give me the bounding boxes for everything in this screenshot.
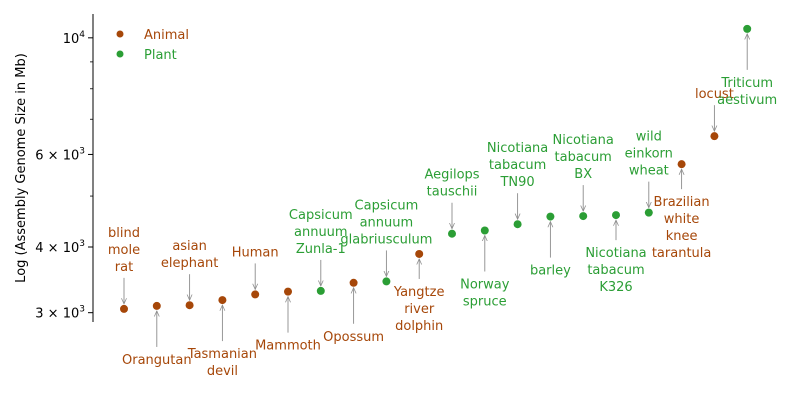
- point-label: Orangutan: [122, 353, 192, 368]
- point-label: Nicotiana tabacum K326: [585, 246, 646, 295]
- data-point-animal: [120, 304, 128, 313]
- data-point-plant: [743, 24, 752, 33]
- point-label: Tasmanian devil: [187, 347, 257, 379]
- y-tick-label: 4 × 103: [35, 239, 85, 256]
- legend-marker-plant: [116, 50, 124, 58]
- legend-marker-animal: [116, 30, 124, 38]
- data-point-animal: [284, 287, 292, 296]
- point-label: Triticum aestivum: [717, 76, 777, 108]
- data-point-animal: [251, 290, 260, 299]
- data-point-plant: [546, 212, 555, 221]
- point-label: Norway spruce: [460, 277, 510, 309]
- point-label: Aegilops tauschii: [424, 168, 479, 200]
- data-point-plant: [480, 226, 489, 235]
- point-label: barley: [530, 264, 571, 279]
- y-axis-label: Log (Assembly Genome Size in Mb): [14, 53, 29, 283]
- y-tick-label: 104: [63, 30, 86, 47]
- point-label: locust: [695, 87, 734, 102]
- data-point-animal: [677, 160, 686, 169]
- point-label: Nicotiana tabacum TN90: [487, 141, 548, 190]
- legend-label-animal: Animal: [144, 28, 189, 43]
- data-point-plant: [316, 286, 325, 295]
- data-point-animal: [710, 132, 719, 141]
- point-label: Yangtze river dolphin: [393, 285, 445, 334]
- point-label: asian elephant: [161, 239, 218, 271]
- point-label: wild einkorn wheat: [625, 130, 673, 179]
- data-point-plant: [382, 277, 391, 286]
- point-label: Capsicum annuum glabriusculum: [340, 198, 432, 247]
- data-point-plant: [644, 208, 653, 217]
- legend: Animal Plant: [116, 28, 189, 63]
- point-label: Opossum: [323, 330, 384, 345]
- point-label: blind mole rat: [108, 226, 140, 275]
- data-point-plant: [448, 229, 456, 238]
- data-point-plant: [579, 212, 588, 221]
- data-point-plant: [513, 220, 522, 229]
- data-point-animal: [218, 296, 227, 305]
- data-point-animal: [152, 301, 161, 310]
- data-point-animal: [349, 278, 358, 287]
- y-axis-ticks: 3 × 103 4 × 103 6 × 103 104: [35, 30, 93, 322]
- data-point-plant: [612, 211, 620, 220]
- y-tick-label: 6 × 103: [35, 146, 85, 163]
- data-points: [120, 24, 752, 313]
- point-label: Capsicum annuum Zunla-1: [289, 208, 353, 257]
- legend-label-plant: Plant: [144, 48, 177, 63]
- data-point-animal: [185, 301, 194, 310]
- data-point-animal: [415, 249, 424, 258]
- point-label: Mammoth: [255, 339, 321, 354]
- y-tick-label: 3 × 103: [35, 305, 85, 322]
- point-label: Nicotiana tabacum BX: [553, 133, 614, 182]
- point-annotations: blind mole rat Orangutan asian elephant Tasman…: [108, 34, 777, 379]
- point-label: Human: [232, 245, 279, 260]
- point-label: Brazilian white knee tarantula: [652, 195, 712, 261]
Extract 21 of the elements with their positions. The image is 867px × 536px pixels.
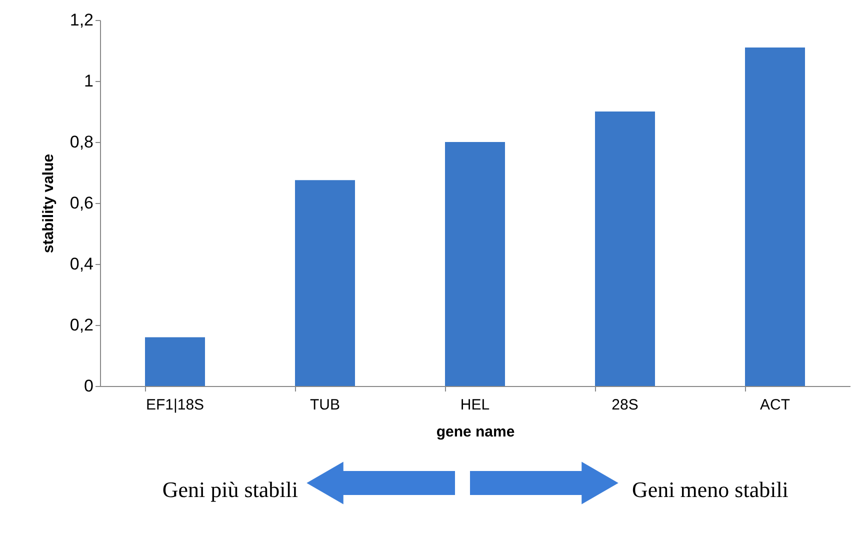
——
- _Required action_:
Where a line of the listing holds the string "marker", copy that line.

- _Task response_:
- legend-marker-plant: [116, 50, 124, 58]
- legend-marker-animal: [116, 30, 124, 38]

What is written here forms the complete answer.